TEXT TO READ —
Yeah cold compiles are slow, but most modern tools keep a hot compiler to re-use and once warm a hot compile of hello world is more like ~200ms. There's a bit of complexity managing these daemons, but that's something that the build tool normaly handles for you transparently
Yes it gets better, and the 'fsc' (Fast Scala Compiler) does improve on the situation somewhat; but I've always found it annoyingly slow. It should be mentioned that I haven't looked very hard at that language in many years for that very reason; so things could have improved somewhat. And from what I understand, the next version of Scala (Dotty) is going address this issue (build speed).

SET TASK 1 —
Gather every line of the records that contains the string "tick", treating uppercase and lowercase as different.

MATERIAL TO PROCESS —
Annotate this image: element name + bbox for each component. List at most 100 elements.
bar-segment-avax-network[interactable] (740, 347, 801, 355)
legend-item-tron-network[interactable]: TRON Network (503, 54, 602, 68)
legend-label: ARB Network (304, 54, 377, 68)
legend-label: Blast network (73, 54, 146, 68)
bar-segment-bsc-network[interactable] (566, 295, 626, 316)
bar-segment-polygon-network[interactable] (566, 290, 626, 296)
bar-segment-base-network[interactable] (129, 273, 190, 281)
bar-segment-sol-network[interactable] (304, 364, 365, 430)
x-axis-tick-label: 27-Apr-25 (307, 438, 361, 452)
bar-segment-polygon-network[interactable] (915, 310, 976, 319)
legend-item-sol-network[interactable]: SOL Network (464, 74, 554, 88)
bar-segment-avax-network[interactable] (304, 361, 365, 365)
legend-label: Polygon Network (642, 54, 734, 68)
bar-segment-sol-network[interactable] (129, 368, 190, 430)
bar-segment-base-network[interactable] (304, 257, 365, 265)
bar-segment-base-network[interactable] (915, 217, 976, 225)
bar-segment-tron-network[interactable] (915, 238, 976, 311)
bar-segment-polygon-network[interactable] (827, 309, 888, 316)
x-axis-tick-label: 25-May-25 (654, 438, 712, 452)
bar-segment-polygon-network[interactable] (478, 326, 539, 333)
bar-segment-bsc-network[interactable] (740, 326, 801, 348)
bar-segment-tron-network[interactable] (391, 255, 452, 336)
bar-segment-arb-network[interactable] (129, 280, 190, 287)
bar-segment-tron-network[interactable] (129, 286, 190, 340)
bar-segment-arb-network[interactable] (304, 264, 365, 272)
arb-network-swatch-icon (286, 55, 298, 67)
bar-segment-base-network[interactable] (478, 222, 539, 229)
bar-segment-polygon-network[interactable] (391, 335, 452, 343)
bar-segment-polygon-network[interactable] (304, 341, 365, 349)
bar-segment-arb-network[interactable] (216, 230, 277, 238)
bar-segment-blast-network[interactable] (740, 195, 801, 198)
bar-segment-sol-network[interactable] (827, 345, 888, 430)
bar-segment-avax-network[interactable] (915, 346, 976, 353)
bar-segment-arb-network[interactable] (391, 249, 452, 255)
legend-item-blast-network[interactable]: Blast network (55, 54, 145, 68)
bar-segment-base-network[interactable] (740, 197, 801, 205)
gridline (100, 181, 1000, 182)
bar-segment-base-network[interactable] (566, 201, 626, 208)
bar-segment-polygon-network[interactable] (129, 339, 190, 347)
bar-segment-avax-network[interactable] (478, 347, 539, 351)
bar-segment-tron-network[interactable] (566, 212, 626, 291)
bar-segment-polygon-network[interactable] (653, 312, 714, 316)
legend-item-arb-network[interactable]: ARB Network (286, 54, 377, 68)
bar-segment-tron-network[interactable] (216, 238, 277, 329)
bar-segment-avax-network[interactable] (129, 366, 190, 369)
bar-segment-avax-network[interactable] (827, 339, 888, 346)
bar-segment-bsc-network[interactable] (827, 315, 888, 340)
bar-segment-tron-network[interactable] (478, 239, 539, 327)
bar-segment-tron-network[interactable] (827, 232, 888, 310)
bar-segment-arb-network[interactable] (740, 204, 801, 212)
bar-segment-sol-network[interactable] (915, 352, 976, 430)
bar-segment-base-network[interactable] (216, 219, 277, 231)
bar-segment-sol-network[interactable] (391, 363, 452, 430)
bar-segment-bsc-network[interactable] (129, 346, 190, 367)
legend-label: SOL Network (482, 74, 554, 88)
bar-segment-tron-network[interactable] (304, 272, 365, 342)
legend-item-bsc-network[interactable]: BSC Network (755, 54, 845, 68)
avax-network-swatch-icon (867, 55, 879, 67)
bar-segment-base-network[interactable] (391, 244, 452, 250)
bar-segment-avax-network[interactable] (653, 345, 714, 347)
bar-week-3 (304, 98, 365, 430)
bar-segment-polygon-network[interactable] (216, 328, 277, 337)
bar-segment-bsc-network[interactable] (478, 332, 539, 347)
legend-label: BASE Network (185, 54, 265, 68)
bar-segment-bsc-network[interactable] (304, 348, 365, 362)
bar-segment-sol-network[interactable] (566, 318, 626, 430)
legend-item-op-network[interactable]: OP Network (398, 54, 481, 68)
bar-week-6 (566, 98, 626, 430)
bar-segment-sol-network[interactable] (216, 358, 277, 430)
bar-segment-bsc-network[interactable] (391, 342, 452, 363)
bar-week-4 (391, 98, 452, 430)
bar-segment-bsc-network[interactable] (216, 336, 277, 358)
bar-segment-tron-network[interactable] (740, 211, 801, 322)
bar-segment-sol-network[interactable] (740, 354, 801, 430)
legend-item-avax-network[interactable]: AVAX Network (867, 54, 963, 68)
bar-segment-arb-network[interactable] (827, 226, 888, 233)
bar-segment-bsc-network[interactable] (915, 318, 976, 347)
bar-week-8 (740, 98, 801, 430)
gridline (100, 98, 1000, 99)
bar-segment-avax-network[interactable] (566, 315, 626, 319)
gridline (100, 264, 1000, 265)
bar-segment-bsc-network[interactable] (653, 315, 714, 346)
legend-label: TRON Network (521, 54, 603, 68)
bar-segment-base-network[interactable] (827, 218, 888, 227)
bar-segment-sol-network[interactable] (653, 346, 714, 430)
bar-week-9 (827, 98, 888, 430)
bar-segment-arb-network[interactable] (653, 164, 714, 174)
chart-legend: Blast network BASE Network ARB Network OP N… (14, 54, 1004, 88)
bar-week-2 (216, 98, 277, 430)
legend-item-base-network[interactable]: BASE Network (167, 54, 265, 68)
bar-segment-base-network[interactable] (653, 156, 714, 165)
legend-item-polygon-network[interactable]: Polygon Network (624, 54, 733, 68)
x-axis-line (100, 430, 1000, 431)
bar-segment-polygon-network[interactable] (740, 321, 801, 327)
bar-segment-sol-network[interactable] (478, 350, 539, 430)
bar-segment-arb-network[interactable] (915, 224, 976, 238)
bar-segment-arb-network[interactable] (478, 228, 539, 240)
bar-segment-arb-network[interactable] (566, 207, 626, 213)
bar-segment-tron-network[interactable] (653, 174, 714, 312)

SET TASK 2 —
Rewrite the paragraph in the discussion of Scala compile speed that begins "Yes it gets better" as a short bulleted list, keeping its main facts.

COMPLETE OUTPUT 1 —
x-axis-tick-label: 27-Apr-25 (307, 438, 361, 452)
x-axis-tick-label: 25-May-25 (654, 438, 712, 452)

COMPLETE OUTPUT 2 —
- Compile speed gets better, and the Fast Scala Compiler ('fsc') improves things somewhat.
- The writer has still always found it annoyingly slow.
- For that reason, the writer has not looked closely at the language in many years, so things may have improved.
- The next version of Scala (Dotty) is understood to address build speed.